What to work on:
**A.** From the post on comptime-mutable memory changes, list each thing its TL;DR says a pointer to a comptime var is never allowed to do.
**B.** Reproduce the part of the comptime memory post starting with "The most likely" and going on through "usage of comptime var.".

═════ Supplied text ═════

Comptime-Mutable Memory Changes

Hi everyone! Recently, PR #19414 was merged, which more-or-less rewrote the compiler’s internal implementation of comptime var. This rewrite comes with some language changes, so I thought I’d explain the user-facing impact of this PR here so that people know what’s going on when they inevitably get errors

TL;DR

A pointer to a comptime var is never allowed to become runtime-known, to be contained within the resolved value of a declaration, or to be otherwise referenced by analysis of any declaration other than the one which created it.

The most likely way for this to manifest is in a function computing a slice at comptime by filling an array. To fix the error, copy your finalized array to a const before taking a pointer.

If you used the previous semantics to create global mutable comptime state, your code is broken. This use case is not and will not be supported by Zig – please represent your state locally.

If that all made sense, there you go – you can go and spend your time on something better! Otherwise, read on and I’ll explain this in more depth.

The Long Version

Zig supports the concept of a comptime var: a mutable, comptime-known, local variable. These can be created with explicit comptime var syntax, or, if a function is evaluated at comptime, all vars within it are implicitly comptime.

As of commit 4055022, there are some restrictions in place on the usage of comptime var.

Firstly, a pointer to a comptime var is never allowed to become runtime-known. For instance, consider this code:

test "runtime-known comptime var pointer" {
    comptime var x: u32 = 123;
    // `var` makes `ptr` runtime-known
    var ptr: *const u32 = undefined;
    ptr = &x;
    if (ptr.* != 123) return error.TestFailed;
}

This code previously worked as you might expect. Now, it is a compile error, because the assignment to ptr makes the value &x – which is a pointer to a comptime var – runtime-known.

Such pointers can also become runtime-known by, for instance, being passed to a function:

fn load(ptr: *const u32) u32 {
    return ptr.*
}
test "comptime var pointer as runtime parameter" {
    comptime var x: u32 = 123;
    if (load(&x) != 123) return error.TestFailed;
}

This test also emits a compile error. The call to load occurs at runtime, and its ptr argument is not marked comptime, so ptr is runtime-known within the body of load. This means that the call to load makes the pointer &x runtime-known, hence the compile error.

═════ Stored data ═════

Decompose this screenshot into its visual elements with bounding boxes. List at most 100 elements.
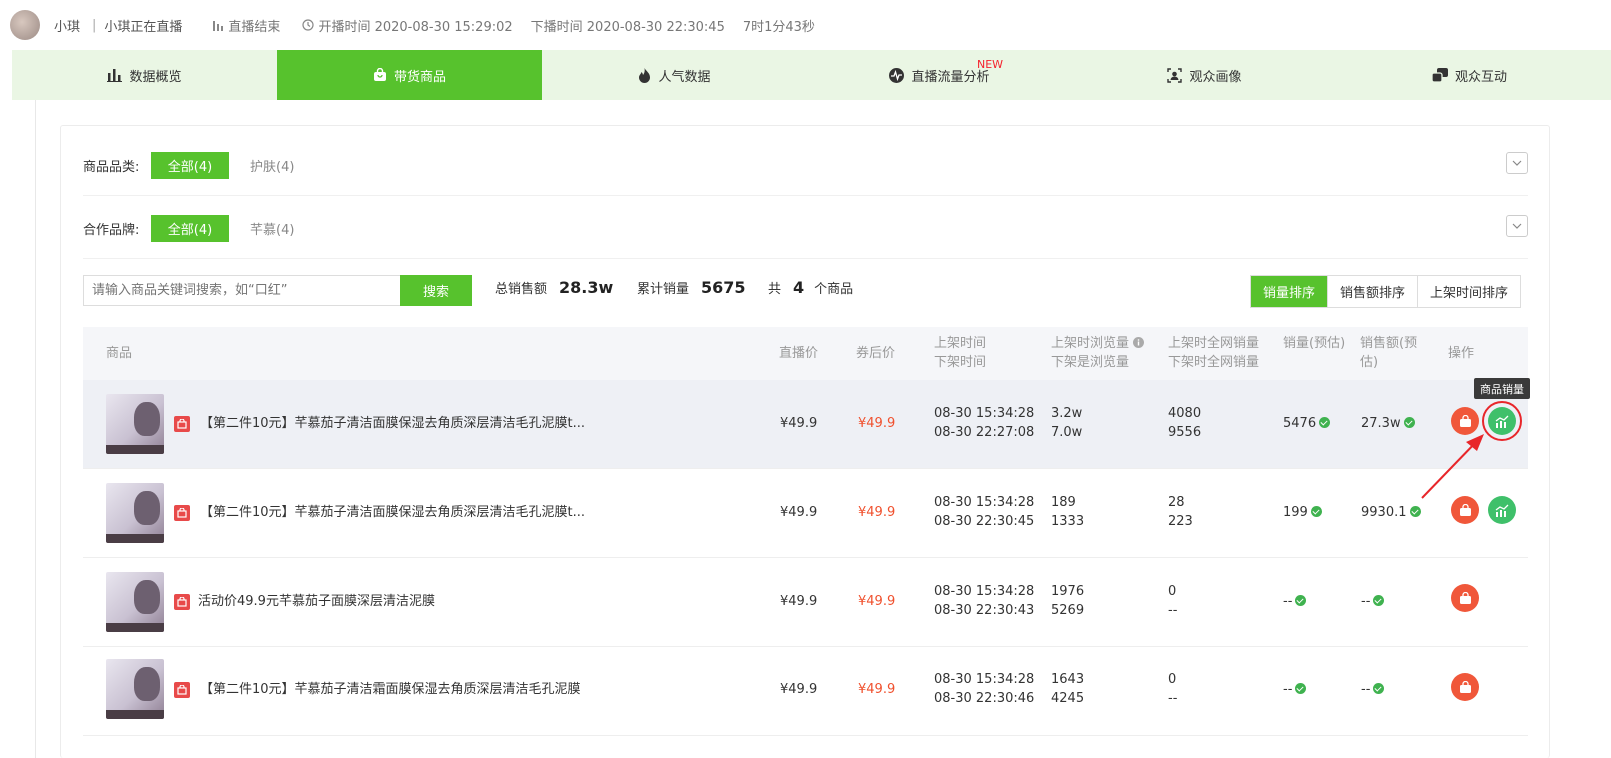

═════
═════ Stored data ═════

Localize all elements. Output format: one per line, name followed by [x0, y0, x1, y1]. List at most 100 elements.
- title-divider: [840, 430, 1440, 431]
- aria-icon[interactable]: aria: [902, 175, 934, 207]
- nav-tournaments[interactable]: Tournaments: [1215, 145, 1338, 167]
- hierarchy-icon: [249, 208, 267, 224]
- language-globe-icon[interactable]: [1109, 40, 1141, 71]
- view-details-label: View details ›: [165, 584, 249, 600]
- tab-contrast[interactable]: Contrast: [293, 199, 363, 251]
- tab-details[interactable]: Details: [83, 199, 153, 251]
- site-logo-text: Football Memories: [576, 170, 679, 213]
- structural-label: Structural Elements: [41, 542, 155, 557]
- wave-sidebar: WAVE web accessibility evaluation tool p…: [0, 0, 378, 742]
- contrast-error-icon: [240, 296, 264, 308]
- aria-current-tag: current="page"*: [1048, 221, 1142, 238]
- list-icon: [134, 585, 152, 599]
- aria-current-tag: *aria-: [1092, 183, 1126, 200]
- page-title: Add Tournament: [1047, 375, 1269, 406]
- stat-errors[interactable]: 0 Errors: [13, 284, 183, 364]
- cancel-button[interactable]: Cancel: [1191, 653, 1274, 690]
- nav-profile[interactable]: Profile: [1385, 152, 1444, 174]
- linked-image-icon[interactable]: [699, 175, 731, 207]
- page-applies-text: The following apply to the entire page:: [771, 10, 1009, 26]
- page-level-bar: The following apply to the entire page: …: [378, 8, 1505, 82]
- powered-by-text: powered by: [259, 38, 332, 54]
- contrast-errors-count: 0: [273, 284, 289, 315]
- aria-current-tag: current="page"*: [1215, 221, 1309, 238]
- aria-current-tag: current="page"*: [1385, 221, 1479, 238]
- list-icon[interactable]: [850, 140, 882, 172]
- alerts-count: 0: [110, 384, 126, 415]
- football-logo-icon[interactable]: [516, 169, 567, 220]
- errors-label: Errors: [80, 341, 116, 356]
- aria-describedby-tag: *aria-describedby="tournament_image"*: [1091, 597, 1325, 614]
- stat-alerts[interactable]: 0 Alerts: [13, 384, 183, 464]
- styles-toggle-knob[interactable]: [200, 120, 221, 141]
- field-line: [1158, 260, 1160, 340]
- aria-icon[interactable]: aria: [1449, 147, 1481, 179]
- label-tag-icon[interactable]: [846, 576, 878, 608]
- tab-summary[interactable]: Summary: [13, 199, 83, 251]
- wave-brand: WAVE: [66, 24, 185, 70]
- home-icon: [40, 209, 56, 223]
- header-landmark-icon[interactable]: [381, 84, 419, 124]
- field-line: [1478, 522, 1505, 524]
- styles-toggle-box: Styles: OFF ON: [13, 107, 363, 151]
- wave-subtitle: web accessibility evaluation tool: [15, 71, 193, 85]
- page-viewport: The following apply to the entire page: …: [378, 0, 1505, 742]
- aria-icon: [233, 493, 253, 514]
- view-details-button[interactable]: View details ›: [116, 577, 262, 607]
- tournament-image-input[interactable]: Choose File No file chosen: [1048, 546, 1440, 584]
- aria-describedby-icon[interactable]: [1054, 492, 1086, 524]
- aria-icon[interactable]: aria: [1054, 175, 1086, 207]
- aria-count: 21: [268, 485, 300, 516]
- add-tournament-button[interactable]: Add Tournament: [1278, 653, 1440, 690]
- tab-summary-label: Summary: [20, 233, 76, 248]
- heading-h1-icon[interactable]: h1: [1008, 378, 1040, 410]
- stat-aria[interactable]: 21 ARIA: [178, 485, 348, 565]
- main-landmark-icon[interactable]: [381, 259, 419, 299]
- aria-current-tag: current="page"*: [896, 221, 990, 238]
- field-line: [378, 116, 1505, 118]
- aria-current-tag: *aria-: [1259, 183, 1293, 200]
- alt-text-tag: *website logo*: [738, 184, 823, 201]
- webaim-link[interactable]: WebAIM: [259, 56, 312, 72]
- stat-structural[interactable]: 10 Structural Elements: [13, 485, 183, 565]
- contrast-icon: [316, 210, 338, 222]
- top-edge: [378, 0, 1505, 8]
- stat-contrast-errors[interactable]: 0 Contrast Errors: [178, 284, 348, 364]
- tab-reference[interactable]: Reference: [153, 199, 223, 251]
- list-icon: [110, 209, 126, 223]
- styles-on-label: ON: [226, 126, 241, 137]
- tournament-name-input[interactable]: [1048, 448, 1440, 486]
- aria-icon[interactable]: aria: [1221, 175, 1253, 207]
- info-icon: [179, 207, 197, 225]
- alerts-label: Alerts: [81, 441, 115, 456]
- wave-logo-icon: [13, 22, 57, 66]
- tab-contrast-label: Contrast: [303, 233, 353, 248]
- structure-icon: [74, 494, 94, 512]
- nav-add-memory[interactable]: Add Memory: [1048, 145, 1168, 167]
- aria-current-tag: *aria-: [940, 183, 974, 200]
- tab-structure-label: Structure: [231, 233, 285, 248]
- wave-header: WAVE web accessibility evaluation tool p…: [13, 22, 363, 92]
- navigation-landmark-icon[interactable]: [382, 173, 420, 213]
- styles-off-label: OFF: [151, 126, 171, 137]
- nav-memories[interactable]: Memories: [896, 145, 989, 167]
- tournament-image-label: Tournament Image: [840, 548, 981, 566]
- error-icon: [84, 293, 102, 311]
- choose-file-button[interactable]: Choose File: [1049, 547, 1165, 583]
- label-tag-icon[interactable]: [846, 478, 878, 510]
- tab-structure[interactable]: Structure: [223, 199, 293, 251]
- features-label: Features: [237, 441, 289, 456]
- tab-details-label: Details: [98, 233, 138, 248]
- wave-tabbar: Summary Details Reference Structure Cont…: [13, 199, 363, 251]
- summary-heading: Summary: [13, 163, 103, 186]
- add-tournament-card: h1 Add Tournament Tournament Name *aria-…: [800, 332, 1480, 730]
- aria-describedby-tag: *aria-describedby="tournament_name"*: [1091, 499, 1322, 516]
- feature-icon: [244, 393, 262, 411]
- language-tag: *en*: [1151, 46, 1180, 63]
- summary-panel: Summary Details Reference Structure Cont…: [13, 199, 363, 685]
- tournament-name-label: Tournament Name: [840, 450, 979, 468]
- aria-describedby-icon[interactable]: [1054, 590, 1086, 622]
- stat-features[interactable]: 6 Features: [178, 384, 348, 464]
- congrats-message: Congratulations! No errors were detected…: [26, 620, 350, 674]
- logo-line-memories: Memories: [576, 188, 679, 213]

═════

Response list:
**A.**
- Become runtime-known
- Be contained within the resolved value of a declaration
- Be otherwise referenced by analysis of any declaration other than the one which created it

**B.**
The most likely way for this to manifest is in a function computing a slice at comptime by filling an array. To fix the error, copy your finalized array to a const before taking a pointer.

If you used the previous semantics to create global mutable comptime state, your code is broken. This use case is not and will not be supported by Zig – please represent your state locally.

If that all made sense, there you go – you can go and spend your time on something better! Otherwise, read on and I’ll explain this in more depth.

The Long Version

Zig supports the concept of a comptime var: a mutable, comptime-known, local variable. These can be created with explicit comptime var syntax, or, if a function is evaluated at comptime, all vars within it are implicitly comptime.

As of commit 4055022, there are some restrictions in place on the usage of comptime var.